▸ The task
Every record should be repeated exactly, except that pictures are left out.
#### Entries shown
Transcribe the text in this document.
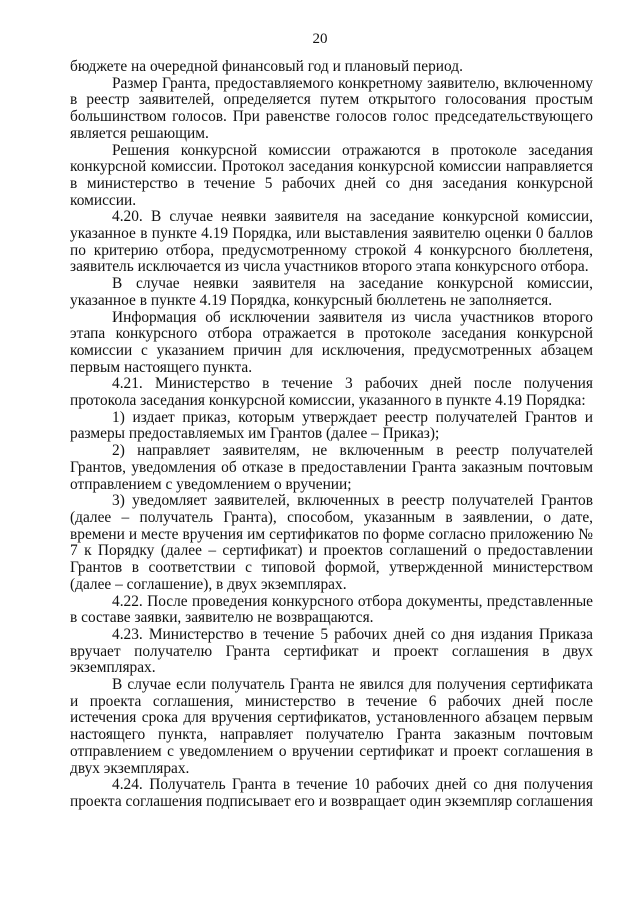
20

бюджете на очередной финансовый год и плановый период.

Размер Гранта, предоставляемого конкретному заявителю, включенному в реестр заявителей, определяется путем открытого голосования простым большинством голосов. При равенстве голосов голос председательствующего является решающим.

Решения конкурсной комиссии отражаются в протоколе заседания конкурсной комиссии. Протокол заседания конкурсной комиссии направляется в министерство в течение 5 рабочих дней со дня заседания конкурсной комиссии.

4.20. В случае неявки заявителя на заседание конкурсной комиссии, указанное в пункте 4.19 Порядка, или выставления заявителю оценки 0 баллов по критерию отбора, предусмотренному строкой 4 конкурсного бюллетеня, заявитель исключается из числа участников второго этапа конкурсного отбора.

В случае неявки заявителя на заседание конкурсной комиссии, указанное в пункте 4.19 Порядка, конкурсный бюллетень не заполняется.

Информация об исключении заявителя из числа участников второго этапа конкурсного отбора отражается в протоколе заседания конкурсной комиссии с указанием причин для исключения, предусмотренных абзацем первым настоящего пункта.

4.21. Министерство в течение 3 рабочих дней после получения протокола заседания конкурсной комиссии, указанного в пункте 4.19 Порядка:

1) издает приказ, которым утверждает реестр получателей Грантов и размеры предоставляемых им Грантов (далее – Приказ);

2) направляет заявителям, не включенным в реестр получателей Грантов, уведомления об отказе в предоставлении Гранта заказным почтовым отправлением с уведомлением о вручении;

3) уведомляет заявителей, включенных в реестр получателей Грантов (далее – получатель Гранта), способом, указанным в заявлении, о дате, времени и месте вручения им сертификатов по форме согласно приложению № 7 к Порядку (далее – сертификат) и проектов соглашений о предоставлении Грантов в соответствии с типовой формой, утвержденной министерством (далее – соглашение), в двух экземплярах.

4.22. После проведения конкурсного отбора документы, представленные в составе заявки, заявителю не возвращаются.

4.23. Министерство в течение 5 рабочих дней со дня издания Приказа вручает получателю Гранта сертификат и проект соглашения в двух экземплярах.

В случае если получатель Гранта не явился для получения сертификата и проекта соглашения, министерство в течение 6 рабочих дней после истечения срока для вручения сертификатов, установленного абзацем первым настоящего пункта, направляет получателю Гранта заказным почтовым отправлением с уведомлением о вручении сертификат и проект соглашения в двух экземплярах.

4.24. Получатель Гранта в течение 10 рабочих дней со дня получения проекта соглашения подписывает его и возвращает один экземпляр соглашения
########
▸ Correct output
Transcribe the text in this document.
20

бюджете на очередной финансовый год и плановый период.

Размер Гранта, предоставляемого конкретному заявителю, включенному в реестр заявителей, определяется путем открытого голосования простым большинством голосов. При равенстве голосов голос председательствующего является решающим.

Решения конкурсной комиссии отражаются в протоколе заседания конкурсной комиссии. Протокол заседания конкурсной комиссии направляется в министерство в течение 5 рабочих дней со дня заседания конкурсной комиссии.

4.20. В случае неявки заявителя на заседание конкурсной комиссии, указанное в пункте 4.19 Порядка, или выставления заявителю оценки 0 баллов по критерию отбора, предусмотренному строкой 4 конкурсного бюллетеня, заявитель исключается из числа участников второго этапа конкурсного отбора.

В случае неявки заявителя на заседание конкурсной комиссии, указанное в пункте 4.19 Порядка, конкурсный бюллетень не заполняется.

Информация об исключении заявителя из числа участников второго этапа конкурсного отбора отражается в протоколе заседания конкурсной комиссии с указанием причин для исключения, предусмотренных абзацем первым настоящего пункта.

4.21. Министерство в течение 3 рабочих дней после получения протокола заседания конкурсной комиссии, указанного в пункте 4.19 Порядка:

1) издает приказ, которым утверждает реестр получателей Грантов и размеры предоставляемых им Грантов (далее – Приказ);

2) направляет заявителям, не включенным в реестр получателей Грантов, уведомления об отказе в предоставлении Гранта заказным почтовым отправлением с уведомлением о вручении;

3) уведомляет заявителей, включенных в реестр получателей Грантов (далее – получатель Гранта), способом, указанным в заявлении, о дате, времени и месте вручения им сертификатов по форме согласно приложению № 7 к Порядку (далее – сертификат) и проектов соглашений о предоставлении Грантов в соответствии с типовой формой, утвержденной министерством (далее – соглашение), в двух экземплярах.

4.22. После проведения конкурсного отбора документы, представленные в составе заявки, заявителю не возвращаются.

4.23. Министерство в течение 5 рабочих дней со дня издания Приказа вручает получателю Гранта сертификат и проект соглашения в двух экземплярах.

В случае если получатель Гранта не явился для получения сертификата и проекта соглашения, министерство в течение 6 рабочих дней после истечения срока для вручения сертификатов, установленного абзацем первым настоящего пункта, направляет получателю Гранта заказным почтовым отправлением с уведомлением о вручении сертификат и проект соглашения в двух экземплярах.

4.24. Получатель Гранта в течение 10 рабочих дней со дня получения проекта соглашения подписывает его и возвращает один экземпляр соглашения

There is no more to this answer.